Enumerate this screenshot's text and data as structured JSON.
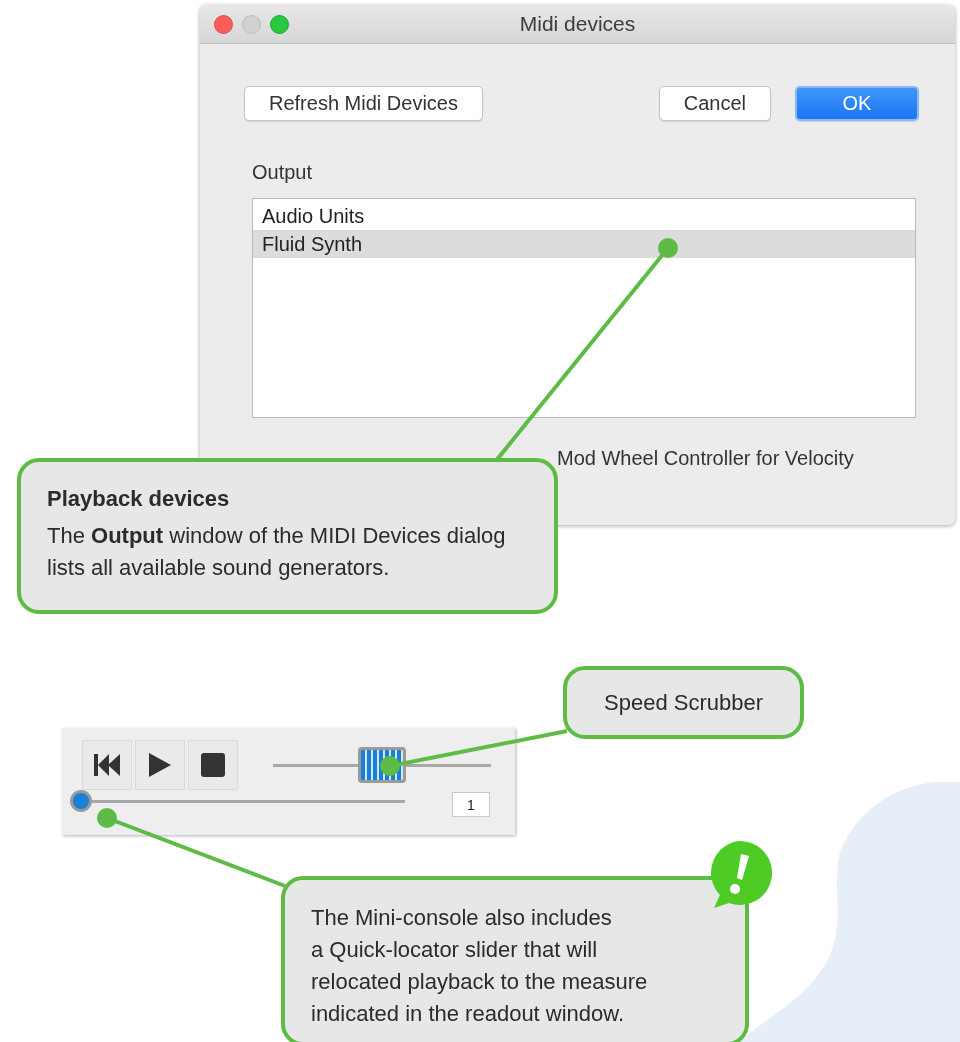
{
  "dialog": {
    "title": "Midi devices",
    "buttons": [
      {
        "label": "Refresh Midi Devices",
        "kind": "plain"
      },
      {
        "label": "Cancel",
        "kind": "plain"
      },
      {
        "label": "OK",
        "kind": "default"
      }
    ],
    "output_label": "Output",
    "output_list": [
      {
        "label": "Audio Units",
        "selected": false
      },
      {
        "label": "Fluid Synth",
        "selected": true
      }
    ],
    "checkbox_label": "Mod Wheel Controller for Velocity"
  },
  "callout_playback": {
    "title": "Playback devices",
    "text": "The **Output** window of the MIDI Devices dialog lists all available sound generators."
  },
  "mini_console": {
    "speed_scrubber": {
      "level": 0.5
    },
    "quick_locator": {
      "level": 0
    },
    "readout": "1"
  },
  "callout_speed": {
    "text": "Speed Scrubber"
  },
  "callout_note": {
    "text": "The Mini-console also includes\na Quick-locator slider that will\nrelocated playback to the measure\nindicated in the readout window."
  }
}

### Task to carry out
Select every line of the material above holding the word "readout" and copy it.

### Output of the task
    "readout": "1"
    "text": "The Mini-console also includes\na Quick-locator slider that will\nrelocated playback to the measure\nindicated in the readout window."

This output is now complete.